El legendario juego de cartas coleccionables Magic: The Gathering estrena el 2026 retornando a uno de sus mundos más recordados, Lorwyn, con la colección Lorwyn Eclipsado, una reinterpretación sombría de aquel mundo marcado por la fantasía y la luz. Wizards of the Coast apuesta esta vez por un enfoque más maduro, donde la armonía que caracterizaba a Lorwyn ha sido sustituida por un equilibrio frágil entre sombras, conflicto y transformación.
La colección presenta un Lorwyn profundamente alterado por un eclipse permanente que ha cambiado tanto el entorno como a sus habitantes. Razas icónicas como los kithkin, elfos y hadas regresan, pero con nuevas motivaciones y una estética más oscura, reflejando la pérdida de la inocencia que definía al plano original. Este giro narrativo se apoya en ilustraciones más contrastadas y en un diseño artístico que enfatiza la tensión entre luz y oscuridad.
Un buen conjunto de mecánicas
Desde el punto de vista jugable, Lorwyn Eclipsado recupera mecánicas tribales clásicas, pero las actualiza para adaptarlas al ritmo actual del juego. Las sinergias entre tipos de criatura vuelven a ser protagonistas, acompañadas de nuevas habilidades que premian la interacción constante y las decisiones estratégicas a largo plazo. Vívido, por ejemplo, representa la energía residual del plano antes del eclipse: permanentes con esta mecánica entran al campo con contadores que pueden gastarse para potenciar hechizos o activar efectos adicionales. Por otro lado, Perjudicar introduce una dimensión más agresiva y arriesgada. Esta mecánica permite debilitar permanentes propias o del oponente a cambio de beneficios inmediatos, como robar cartas, infligir daño o fortalecer criaturas.

REGISTROS PROPORCIONADOS:
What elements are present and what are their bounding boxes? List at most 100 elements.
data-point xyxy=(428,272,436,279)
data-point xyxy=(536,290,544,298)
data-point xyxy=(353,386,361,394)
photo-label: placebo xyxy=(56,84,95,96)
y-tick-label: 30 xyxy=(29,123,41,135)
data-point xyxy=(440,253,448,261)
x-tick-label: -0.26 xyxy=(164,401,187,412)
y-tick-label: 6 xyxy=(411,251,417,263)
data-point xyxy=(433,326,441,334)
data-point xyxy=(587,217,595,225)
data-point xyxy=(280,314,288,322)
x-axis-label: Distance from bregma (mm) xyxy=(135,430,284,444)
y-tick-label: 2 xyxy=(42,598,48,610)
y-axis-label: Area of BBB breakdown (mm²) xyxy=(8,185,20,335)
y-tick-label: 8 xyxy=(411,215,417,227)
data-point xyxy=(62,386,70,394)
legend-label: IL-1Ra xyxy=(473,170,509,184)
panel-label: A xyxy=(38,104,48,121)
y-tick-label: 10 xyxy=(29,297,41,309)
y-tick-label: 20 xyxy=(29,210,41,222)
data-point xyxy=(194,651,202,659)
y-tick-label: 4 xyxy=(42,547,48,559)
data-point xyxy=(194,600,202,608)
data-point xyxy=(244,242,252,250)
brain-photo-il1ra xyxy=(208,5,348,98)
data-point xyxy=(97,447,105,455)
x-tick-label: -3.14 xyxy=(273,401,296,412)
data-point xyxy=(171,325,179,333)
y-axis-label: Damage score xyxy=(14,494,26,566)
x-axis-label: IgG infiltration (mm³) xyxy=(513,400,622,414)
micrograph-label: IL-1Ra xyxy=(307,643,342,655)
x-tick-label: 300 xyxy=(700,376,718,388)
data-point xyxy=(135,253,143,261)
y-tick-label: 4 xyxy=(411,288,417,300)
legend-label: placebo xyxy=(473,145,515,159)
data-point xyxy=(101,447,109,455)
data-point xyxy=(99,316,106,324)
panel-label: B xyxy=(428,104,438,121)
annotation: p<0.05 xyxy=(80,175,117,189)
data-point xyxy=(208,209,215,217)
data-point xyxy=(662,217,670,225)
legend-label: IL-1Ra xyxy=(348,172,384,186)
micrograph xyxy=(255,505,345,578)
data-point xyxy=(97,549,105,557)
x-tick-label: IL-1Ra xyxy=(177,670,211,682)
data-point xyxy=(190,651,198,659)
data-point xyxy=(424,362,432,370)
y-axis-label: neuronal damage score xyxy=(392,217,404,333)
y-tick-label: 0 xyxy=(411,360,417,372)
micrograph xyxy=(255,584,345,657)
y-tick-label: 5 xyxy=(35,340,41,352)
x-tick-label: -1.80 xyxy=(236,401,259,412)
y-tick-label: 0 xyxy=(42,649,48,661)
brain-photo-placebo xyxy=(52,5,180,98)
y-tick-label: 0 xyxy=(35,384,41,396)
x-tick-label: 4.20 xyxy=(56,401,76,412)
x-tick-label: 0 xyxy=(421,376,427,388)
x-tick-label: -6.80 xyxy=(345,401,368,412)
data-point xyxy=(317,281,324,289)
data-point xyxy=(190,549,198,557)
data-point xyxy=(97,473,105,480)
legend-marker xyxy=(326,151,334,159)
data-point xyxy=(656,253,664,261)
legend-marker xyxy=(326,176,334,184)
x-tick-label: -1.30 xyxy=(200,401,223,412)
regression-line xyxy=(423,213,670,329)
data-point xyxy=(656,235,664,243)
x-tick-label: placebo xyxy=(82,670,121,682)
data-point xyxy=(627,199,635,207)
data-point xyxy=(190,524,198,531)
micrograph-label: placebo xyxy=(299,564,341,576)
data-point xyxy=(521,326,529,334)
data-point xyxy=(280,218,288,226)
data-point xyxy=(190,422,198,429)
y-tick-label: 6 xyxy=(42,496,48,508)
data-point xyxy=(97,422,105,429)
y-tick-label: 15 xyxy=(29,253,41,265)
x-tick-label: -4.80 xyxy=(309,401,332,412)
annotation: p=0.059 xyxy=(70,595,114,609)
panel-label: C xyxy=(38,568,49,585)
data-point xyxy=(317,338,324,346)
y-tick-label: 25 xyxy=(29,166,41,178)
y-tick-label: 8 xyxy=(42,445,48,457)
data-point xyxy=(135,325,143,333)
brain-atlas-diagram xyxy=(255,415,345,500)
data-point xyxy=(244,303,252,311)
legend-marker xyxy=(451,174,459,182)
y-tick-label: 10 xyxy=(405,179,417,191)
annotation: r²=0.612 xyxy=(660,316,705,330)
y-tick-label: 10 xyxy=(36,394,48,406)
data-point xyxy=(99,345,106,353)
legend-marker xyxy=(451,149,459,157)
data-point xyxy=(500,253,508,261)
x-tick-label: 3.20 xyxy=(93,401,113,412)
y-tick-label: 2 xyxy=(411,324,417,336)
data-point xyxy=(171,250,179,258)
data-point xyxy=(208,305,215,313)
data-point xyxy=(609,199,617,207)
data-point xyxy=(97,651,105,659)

CONSIGNA:
Prosigue el artículo sobre la colección Lorwyn Eclipsado de Magic: The Gathering a partir de su última oración.

RESPUESTA:
Cambiaformas, en tercer lugar, regresa como una mecánica clave, permitiendo que ciertas criaturas adopten todos los tipos de criatura a la vez. Esto las convierte en piezas fundamentales dentro de los mazos tribales, ya que funcionan como comodines capaces de activar múltiples sinergias y adaptarse a distintas estrategias según la situación. Finalmente, Estirpes profundiza en la identidad tribal del set, otorgando habilidades adicionales a las criaturas cuando se controla un número determinado de miembros de la misma raza.
33 años de un juego de cartas de leyenda
En 1993, Richard Garfield, un matemático originario de Filadelfia, transformó para siempre el mundo de los juegos de cartas al crear Magic: The Gathering, un juego con influencias del ajedrez. En aquel entonces, Garfield no imaginaba que estaba dando vida al primer TCG de la historia, un formato innovador en el que las cartas no solo se coleccionan, sino que también se emplean de manera estratégica, permitiendo a cada jugador construir su propio mazo.
En agosto de ese mismo año, Garfield consiguió que la entonces pequeña compañía Wizards of the Coast publicara la primera edición del juego, conocida como Edición Alpha, la cual superó todas las expectativas de ventas. Muchas de sus cartas presentaban fallos de impresión, lo que con el tiempo las ha convertido en objetos de gran valor y muy buscados por los coleccionistas. Apenas dos meses más tarde, y debido al enorme éxito en Estados Unidos, Wizards lanzó la Edición Beta, compuesta por ocho millones de cartas. Lejos de detenerse, el fenómeno siguió expandiéndose rápidamente, dando inicio a algo verdaderamente extraordinario con Magic: The Gathering.